= DESCRIPTION OF THE TASK =
Work through the data and report how many lines include the string "CURRENT", giving the number alone.

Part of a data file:
/---
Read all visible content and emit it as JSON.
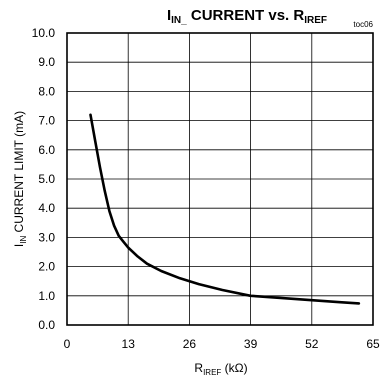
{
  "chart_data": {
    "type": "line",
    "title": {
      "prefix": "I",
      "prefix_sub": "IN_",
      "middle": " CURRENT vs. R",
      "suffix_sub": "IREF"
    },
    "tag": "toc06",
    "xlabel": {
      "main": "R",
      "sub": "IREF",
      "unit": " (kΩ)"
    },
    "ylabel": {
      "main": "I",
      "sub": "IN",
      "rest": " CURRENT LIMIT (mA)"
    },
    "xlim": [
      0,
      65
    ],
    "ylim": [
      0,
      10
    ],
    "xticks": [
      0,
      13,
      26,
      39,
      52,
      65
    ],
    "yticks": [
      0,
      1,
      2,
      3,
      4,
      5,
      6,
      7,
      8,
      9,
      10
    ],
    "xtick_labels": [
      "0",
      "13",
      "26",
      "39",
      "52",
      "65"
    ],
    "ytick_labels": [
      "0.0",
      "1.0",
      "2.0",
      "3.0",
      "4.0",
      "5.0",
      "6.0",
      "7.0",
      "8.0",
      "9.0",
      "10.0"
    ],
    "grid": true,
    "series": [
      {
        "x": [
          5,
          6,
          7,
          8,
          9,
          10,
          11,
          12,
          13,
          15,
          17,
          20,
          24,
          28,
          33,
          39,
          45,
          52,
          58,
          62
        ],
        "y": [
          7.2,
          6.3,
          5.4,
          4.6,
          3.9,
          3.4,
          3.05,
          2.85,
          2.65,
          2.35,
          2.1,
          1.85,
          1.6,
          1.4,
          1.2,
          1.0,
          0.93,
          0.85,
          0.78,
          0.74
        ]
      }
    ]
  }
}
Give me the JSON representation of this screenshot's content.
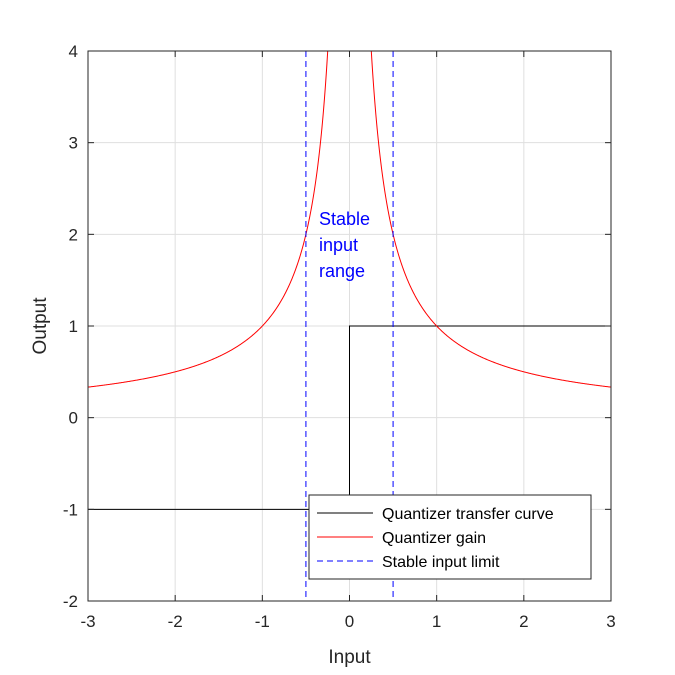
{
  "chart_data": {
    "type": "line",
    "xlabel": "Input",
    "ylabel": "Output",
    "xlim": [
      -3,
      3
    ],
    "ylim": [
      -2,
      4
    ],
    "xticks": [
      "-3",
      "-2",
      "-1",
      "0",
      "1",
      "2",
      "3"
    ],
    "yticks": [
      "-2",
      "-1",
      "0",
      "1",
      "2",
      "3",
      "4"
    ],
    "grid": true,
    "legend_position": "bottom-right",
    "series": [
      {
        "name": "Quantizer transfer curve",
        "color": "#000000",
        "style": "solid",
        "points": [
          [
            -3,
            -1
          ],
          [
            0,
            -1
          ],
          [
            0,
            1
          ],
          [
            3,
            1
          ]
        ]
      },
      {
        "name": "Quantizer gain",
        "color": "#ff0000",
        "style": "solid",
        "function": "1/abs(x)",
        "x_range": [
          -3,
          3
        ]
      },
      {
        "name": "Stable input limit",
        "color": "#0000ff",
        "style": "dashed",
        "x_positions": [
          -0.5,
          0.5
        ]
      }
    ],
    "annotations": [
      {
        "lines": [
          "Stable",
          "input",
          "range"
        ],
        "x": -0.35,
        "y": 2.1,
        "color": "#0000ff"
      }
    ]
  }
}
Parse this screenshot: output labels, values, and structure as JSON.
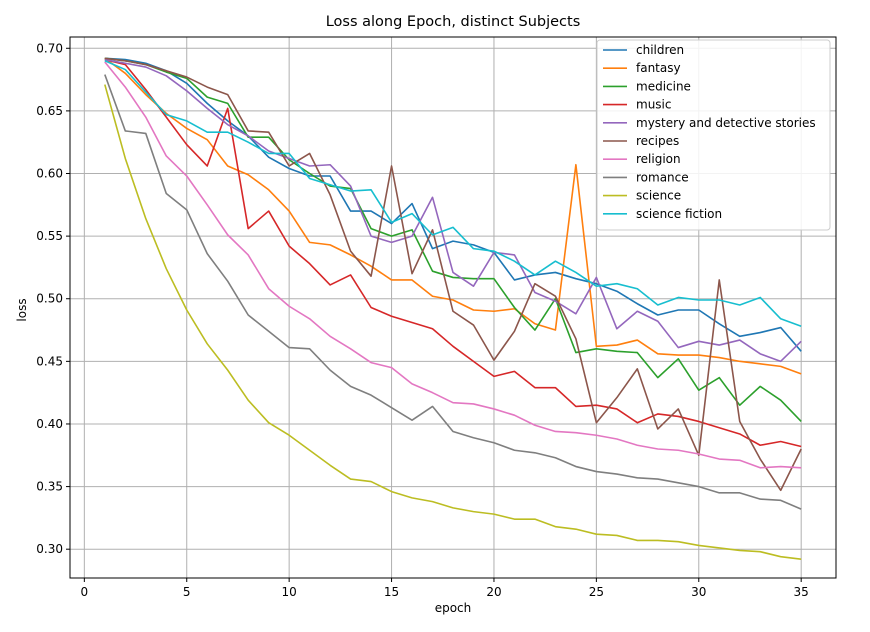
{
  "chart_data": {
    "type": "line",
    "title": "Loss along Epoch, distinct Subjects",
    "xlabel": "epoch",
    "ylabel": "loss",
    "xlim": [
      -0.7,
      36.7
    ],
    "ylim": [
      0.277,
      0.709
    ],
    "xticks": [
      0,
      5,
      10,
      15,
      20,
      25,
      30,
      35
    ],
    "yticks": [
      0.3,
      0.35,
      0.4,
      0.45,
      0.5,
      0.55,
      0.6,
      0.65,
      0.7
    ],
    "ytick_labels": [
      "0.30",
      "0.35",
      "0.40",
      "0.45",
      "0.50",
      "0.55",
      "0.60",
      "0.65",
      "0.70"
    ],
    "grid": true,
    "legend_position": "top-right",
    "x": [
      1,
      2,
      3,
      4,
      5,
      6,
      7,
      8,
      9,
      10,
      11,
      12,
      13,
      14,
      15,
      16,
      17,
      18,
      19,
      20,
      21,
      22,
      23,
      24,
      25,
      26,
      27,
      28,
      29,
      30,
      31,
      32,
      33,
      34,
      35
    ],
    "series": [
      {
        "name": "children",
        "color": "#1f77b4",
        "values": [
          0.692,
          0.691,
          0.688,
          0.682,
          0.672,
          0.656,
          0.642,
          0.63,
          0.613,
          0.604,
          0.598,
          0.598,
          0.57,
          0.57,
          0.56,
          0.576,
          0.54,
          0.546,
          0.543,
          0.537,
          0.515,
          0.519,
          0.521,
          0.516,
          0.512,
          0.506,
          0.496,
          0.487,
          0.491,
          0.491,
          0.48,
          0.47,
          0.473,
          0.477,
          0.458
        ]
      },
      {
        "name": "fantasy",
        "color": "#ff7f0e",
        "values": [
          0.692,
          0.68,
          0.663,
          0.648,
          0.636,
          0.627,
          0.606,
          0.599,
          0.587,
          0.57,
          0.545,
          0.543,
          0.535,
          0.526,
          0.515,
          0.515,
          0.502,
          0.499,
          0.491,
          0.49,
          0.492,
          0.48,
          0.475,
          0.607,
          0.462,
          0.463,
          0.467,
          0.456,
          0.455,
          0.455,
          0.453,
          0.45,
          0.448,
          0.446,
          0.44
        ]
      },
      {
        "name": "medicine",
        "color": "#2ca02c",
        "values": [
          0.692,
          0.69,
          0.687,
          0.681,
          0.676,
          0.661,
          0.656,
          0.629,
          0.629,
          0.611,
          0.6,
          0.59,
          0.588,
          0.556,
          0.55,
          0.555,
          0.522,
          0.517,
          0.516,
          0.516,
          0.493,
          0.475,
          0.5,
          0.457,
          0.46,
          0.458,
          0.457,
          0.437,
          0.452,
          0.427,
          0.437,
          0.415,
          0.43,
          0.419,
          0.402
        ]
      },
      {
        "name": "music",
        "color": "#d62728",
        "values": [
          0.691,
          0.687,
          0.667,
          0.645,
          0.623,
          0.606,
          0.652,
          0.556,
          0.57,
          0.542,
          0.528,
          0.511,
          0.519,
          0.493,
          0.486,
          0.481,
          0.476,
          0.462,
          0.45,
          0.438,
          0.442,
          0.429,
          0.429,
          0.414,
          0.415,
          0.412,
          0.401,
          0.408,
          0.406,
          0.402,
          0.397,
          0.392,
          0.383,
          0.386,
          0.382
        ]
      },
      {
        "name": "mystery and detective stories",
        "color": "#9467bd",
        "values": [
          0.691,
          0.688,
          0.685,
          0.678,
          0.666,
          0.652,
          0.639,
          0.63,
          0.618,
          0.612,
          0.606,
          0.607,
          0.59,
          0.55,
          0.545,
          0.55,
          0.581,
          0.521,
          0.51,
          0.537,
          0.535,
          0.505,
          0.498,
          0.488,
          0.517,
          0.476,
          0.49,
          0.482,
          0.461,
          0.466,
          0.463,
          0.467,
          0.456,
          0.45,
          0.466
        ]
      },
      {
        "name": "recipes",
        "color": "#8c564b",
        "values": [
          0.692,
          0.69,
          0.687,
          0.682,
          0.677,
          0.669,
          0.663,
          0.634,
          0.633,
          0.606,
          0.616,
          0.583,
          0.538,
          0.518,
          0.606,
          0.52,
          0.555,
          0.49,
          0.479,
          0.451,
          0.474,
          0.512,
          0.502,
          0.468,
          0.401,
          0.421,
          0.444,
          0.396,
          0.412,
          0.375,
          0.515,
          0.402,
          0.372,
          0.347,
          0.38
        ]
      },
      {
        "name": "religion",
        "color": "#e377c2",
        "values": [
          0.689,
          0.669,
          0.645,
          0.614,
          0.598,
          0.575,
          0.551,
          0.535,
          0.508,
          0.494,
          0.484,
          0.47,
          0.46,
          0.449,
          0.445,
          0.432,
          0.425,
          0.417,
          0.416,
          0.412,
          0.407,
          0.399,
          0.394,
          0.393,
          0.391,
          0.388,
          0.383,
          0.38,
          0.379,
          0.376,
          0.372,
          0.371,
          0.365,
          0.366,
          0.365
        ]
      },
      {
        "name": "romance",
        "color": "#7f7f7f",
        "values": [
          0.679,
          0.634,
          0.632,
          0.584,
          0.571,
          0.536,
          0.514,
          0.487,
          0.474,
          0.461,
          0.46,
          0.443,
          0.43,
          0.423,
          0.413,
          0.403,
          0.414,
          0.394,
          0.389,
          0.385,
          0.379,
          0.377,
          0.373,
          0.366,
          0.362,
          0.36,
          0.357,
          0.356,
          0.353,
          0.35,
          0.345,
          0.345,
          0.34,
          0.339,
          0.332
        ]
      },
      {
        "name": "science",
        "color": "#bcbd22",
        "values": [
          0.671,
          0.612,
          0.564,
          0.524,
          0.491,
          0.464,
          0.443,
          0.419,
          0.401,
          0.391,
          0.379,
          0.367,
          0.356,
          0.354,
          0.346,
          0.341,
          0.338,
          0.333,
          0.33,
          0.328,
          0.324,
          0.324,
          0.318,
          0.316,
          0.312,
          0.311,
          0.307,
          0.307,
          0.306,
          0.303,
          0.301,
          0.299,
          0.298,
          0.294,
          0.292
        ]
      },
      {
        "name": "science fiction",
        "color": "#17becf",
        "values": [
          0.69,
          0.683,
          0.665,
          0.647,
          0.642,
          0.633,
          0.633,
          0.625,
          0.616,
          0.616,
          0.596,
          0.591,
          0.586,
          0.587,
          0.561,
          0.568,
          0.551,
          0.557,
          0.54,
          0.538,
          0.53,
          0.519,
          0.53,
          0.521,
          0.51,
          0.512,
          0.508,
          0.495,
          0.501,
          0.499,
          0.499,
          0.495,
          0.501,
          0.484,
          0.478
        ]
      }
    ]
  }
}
\---
= TASK RESPONSE =
2